**Task prompt**
A faithful copy is required. Print each line of the data exactly and omit the pictures.

**Study material**
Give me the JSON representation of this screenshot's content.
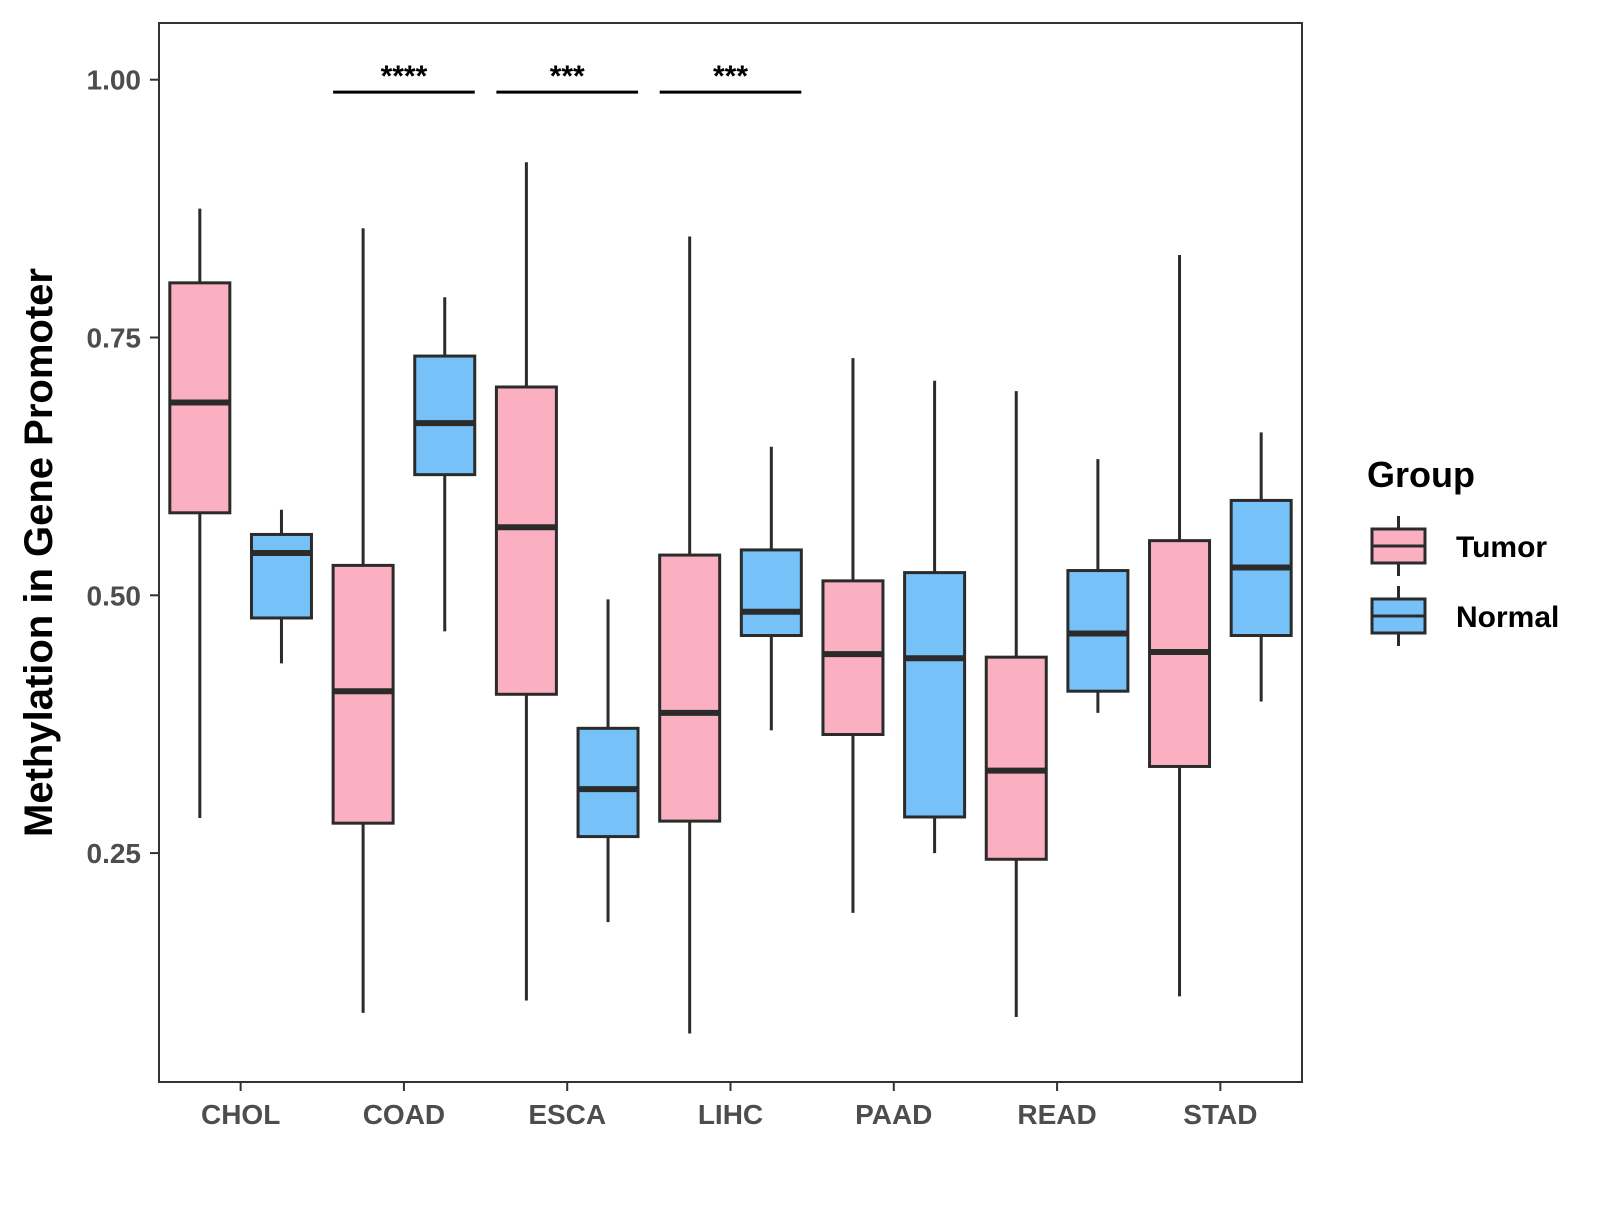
{
  "chart_data": {
    "type": "boxplot",
    "title": "",
    "xlabel": "",
    "ylabel": "Methylation in Gene Promoter",
    "ylim": [
      0.028,
      1.055
    ],
    "y_ticks": [
      0.25,
      0.5,
      0.75,
      1.0
    ],
    "y_tick_labels": [
      "0.25",
      "0.50",
      "0.75",
      "1.00"
    ],
    "grid": false,
    "categories": [
      "CHOL",
      "COAD",
      "ESCA",
      "LIHC",
      "PAAD",
      "READ",
      "STAD"
    ],
    "legend": {
      "title": "Group",
      "position": "right",
      "entries": [
        {
          "name": "Tumor",
          "color": "#FBB0C2"
        },
        {
          "name": "Normal",
          "color": "#76C1F8"
        }
      ]
    },
    "series": [
      {
        "name": "Tumor",
        "color": "#FBB0C2",
        "boxes": [
          {
            "category": "CHOL",
            "whisker_low": 0.284,
            "q1": 0.58,
            "median": 0.687,
            "q3": 0.803,
            "whisker_high": 0.875
          },
          {
            "category": "COAD",
            "whisker_low": 0.095,
            "q1": 0.279,
            "median": 0.407,
            "q3": 0.529,
            "whisker_high": 0.856
          },
          {
            "category": "ESCA",
            "whisker_low": 0.107,
            "q1": 0.404,
            "median": 0.566,
            "q3": 0.702,
            "whisker_high": 0.92
          },
          {
            "category": "LIHC",
            "whisker_low": 0.075,
            "q1": 0.281,
            "median": 0.386,
            "q3": 0.539,
            "whisker_high": 0.848
          },
          {
            "category": "PAAD",
            "whisker_low": 0.192,
            "q1": 0.365,
            "median": 0.443,
            "q3": 0.514,
            "whisker_high": 0.73
          },
          {
            "category": "READ",
            "whisker_low": 0.091,
            "q1": 0.244,
            "median": 0.33,
            "q3": 0.44,
            "whisker_high": 0.698
          },
          {
            "category": "STAD",
            "whisker_low": 0.111,
            "q1": 0.334,
            "median": 0.445,
            "q3": 0.553,
            "whisker_high": 0.83
          }
        ]
      },
      {
        "name": "Normal",
        "color": "#76C1F8",
        "boxes": [
          {
            "category": "CHOL",
            "whisker_low": 0.434,
            "q1": 0.478,
            "median": 0.541,
            "q3": 0.559,
            "whisker_high": 0.583
          },
          {
            "category": "COAD",
            "whisker_low": 0.465,
            "q1": 0.617,
            "median": 0.667,
            "q3": 0.732,
            "whisker_high": 0.789
          },
          {
            "category": "ESCA",
            "whisker_low": 0.183,
            "q1": 0.266,
            "median": 0.312,
            "q3": 0.371,
            "whisker_high": 0.496
          },
          {
            "category": "LIHC",
            "whisker_low": 0.369,
            "q1": 0.461,
            "median": 0.484,
            "q3": 0.544,
            "whisker_high": 0.644
          },
          {
            "category": "PAAD",
            "whisker_low": 0.25,
            "q1": 0.285,
            "median": 0.439,
            "q3": 0.522,
            "whisker_high": 0.708
          },
          {
            "category": "READ",
            "whisker_low": 0.386,
            "q1": 0.407,
            "median": 0.463,
            "q3": 0.524,
            "whisker_high": 0.632
          },
          {
            "category": "STAD",
            "whisker_low": 0.397,
            "q1": 0.461,
            "median": 0.527,
            "q3": 0.592,
            "whisker_high": 0.658
          }
        ]
      }
    ],
    "annotations": [
      {
        "category": "COAD",
        "label": "****",
        "y": 0.988
      },
      {
        "category": "ESCA",
        "label": "***",
        "y": 0.988
      },
      {
        "category": "LIHC",
        "label": "***",
        "y": 0.988
      }
    ]
  }
}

**Written reply**
Give me the JSON representation of this screenshot's content.
{
  "chart_data": {
    "type": "boxplot",
    "title": "",
    "xlabel": "",
    "ylabel": "Methylation in Gene Promoter",
    "ylim": [
      0.028,
      1.055
    ],
    "y_ticks": [
      0.25,
      0.5,
      0.75,
      1.0
    ],
    "y_tick_labels": [
      "0.25",
      "0.50",
      "0.75",
      "1.00"
    ],
    "grid": false,
    "categories": [
      "CHOL",
      "COAD",
      "ESCA",
      "LIHC",
      "PAAD",
      "READ",
      "STAD"
    ],
    "legend": {
      "title": "Group",
      "position": "right",
      "entries": [
        {
          "name": "Tumor",
          "color": "#FBB0C2"
        },
        {
          "name": "Normal",
          "color": "#76C1F8"
        }
      ]
    },
    "series": [
      {
        "name": "Tumor",
        "color": "#FBB0C2",
        "boxes": [
          {
            "category": "CHOL",
            "whisker_low": 0.284,
            "q1": 0.58,
            "median": 0.687,
            "q3": 0.803,
            "whisker_high": 0.875
          },
          {
            "category": "COAD",
            "whisker_low": 0.095,
            "q1": 0.279,
            "median": 0.407,
            "q3": 0.529,
            "whisker_high": 0.856
          },
          {
            "category": "ESCA",
            "whisker_low": 0.107,
            "q1": 0.404,
            "median": 0.566,
            "q3": 0.702,
            "whisker_high": 0.92
          },
          {
            "category": "LIHC",
            "whisker_low": 0.075,
            "q1": 0.281,
            "median": 0.386,
            "q3": 0.539,
            "whisker_high": 0.848
          },
          {
            "category": "PAAD",
            "whisker_low": 0.192,
            "q1": 0.365,
            "median": 0.443,
            "q3": 0.514,
            "whisker_high": 0.73
          },
          {
            "category": "READ",
            "whisker_low": 0.091,
            "q1": 0.244,
            "median": 0.33,
            "q3": 0.44,
            "whisker_high": 0.698
          },
          {
            "category": "STAD",
            "whisker_low": 0.111,
            "q1": 0.334,
            "median": 0.445,
            "q3": 0.553,
            "whisker_high": 0.83
          }
        ]
      },
      {
        "name": "Normal",
        "color": "#76C1F8",
        "boxes": [
          {
            "category": "CHOL",
            "whisker_low": 0.434,
            "q1": 0.478,
            "median": 0.541,
            "q3": 0.559,
            "whisker_high": 0.583
          },
          {
            "category": "COAD",
            "whisker_low": 0.465,
            "q1": 0.617,
            "median": 0.667,
            "q3": 0.732,
            "whisker_high": 0.789
          },
          {
            "category": "ESCA",
            "whisker_low": 0.183,
            "q1": 0.266,
            "median": 0.312,
            "q3": 0.371,
            "whisker_high": 0.496
          },
          {
            "category": "LIHC",
            "whisker_low": 0.369,
            "q1": 0.461,
            "median": 0.484,
            "q3": 0.544,
            "whisker_high": 0.644
          },
          {
            "category": "PAAD",
            "whisker_low": 0.25,
            "q1": 0.285,
            "median": 0.439,
            "q3": 0.522,
            "whisker_high": 0.708
          },
          {
            "category": "READ",
            "whisker_low": 0.386,
            "q1": 0.407,
            "median": 0.463,
            "q3": 0.524,
            "whisker_high": 0.632
          },
          {
            "category": "STAD",
            "whisker_low": 0.397,
            "q1": 0.461,
            "median": 0.527,
            "q3": 0.592,
            "whisker_high": 0.658
          }
        ]
      }
    ],
    "annotations": [
      {
        "category": "COAD",
        "label": "****",
        "y": 0.988
      },
      {
        "category": "ESCA",
        "label": "***",
        "y": 0.988
      },
      {
        "category": "LIHC",
        "label": "***",
        "y": 0.988
      }
    ]
  }
}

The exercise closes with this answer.